> **SET TASK**: Find the string "කරණය" in the entries and copy each line that has it.

> **MATERIAL FOR THIS EXERCISE**:
--- begin ---

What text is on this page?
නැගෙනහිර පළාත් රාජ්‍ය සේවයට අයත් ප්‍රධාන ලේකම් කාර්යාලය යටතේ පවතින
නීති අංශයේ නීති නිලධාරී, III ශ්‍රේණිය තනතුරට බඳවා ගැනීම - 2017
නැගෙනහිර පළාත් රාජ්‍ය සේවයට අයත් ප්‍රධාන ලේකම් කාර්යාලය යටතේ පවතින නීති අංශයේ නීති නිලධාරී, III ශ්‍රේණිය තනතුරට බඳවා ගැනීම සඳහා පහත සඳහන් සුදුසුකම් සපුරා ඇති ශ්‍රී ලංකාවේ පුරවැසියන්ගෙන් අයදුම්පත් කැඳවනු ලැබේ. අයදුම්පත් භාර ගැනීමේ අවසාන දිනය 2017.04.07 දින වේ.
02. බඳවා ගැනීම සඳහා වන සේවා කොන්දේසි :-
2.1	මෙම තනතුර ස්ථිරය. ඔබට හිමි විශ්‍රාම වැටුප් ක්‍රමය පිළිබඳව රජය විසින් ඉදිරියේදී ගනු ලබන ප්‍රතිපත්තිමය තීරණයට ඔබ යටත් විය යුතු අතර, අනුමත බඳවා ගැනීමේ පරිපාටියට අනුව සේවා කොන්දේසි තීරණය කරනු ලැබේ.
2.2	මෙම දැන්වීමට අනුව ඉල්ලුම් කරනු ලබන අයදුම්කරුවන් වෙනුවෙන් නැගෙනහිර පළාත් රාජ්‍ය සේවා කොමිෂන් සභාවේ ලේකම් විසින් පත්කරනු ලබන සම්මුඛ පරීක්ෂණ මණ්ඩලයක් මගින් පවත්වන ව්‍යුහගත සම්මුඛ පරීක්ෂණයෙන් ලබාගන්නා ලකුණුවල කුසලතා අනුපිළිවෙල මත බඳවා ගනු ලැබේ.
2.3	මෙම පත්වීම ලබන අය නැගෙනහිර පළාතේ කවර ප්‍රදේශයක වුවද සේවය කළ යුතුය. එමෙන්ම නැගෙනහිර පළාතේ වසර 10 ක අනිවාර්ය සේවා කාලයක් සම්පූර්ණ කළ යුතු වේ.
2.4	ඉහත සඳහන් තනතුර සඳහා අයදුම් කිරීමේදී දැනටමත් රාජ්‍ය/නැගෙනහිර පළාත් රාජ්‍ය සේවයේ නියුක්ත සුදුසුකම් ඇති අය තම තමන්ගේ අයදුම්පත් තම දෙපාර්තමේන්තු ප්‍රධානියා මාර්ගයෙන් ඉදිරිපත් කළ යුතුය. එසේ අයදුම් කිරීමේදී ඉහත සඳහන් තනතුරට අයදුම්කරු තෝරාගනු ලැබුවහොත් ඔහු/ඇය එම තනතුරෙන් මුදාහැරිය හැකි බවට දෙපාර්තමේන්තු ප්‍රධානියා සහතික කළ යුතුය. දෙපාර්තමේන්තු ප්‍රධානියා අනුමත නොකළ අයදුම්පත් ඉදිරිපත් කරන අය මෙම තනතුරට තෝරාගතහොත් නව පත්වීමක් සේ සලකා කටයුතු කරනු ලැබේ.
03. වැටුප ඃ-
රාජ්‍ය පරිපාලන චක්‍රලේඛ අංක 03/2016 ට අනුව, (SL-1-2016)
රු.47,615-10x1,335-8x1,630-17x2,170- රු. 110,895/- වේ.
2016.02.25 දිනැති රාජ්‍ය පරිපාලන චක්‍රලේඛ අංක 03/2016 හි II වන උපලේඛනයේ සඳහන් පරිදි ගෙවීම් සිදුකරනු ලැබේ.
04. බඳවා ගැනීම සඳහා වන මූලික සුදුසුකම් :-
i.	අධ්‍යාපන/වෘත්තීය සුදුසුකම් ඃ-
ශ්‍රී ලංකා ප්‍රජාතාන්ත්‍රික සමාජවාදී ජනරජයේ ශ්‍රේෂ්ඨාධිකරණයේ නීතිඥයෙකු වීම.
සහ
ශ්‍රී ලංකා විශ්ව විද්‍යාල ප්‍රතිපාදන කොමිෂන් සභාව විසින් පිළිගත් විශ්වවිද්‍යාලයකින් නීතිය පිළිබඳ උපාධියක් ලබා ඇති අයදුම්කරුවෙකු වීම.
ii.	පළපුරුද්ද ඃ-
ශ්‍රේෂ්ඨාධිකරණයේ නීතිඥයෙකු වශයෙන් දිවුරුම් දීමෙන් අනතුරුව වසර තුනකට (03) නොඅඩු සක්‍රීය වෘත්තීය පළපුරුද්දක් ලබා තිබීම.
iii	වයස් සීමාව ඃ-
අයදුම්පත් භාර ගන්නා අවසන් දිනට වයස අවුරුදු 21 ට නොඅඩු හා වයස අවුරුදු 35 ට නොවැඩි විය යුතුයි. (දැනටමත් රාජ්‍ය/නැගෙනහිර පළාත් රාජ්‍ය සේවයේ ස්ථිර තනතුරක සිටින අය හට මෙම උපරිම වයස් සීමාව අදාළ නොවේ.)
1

--- end ---

> **THE COMPLETED TASK**:
ශ්‍රී ලංකා ප්‍රජාතාන්ත්‍රික සමාජවාදී ජනරජයේ ශ්‍රේෂ්ඨාධිකරණයේ නීතිඥයෙකු වීම.
ශ්‍රේෂ්ඨාධිකරණයේ නීතිඥයෙකු වශයෙන් දිවුරුම් දීමෙන් අනතුරුව වසර තුනකට (03) නොඅඩු සක්‍රීය වෘත්තීය පළපුරුද්දක් ලබා තිබීම.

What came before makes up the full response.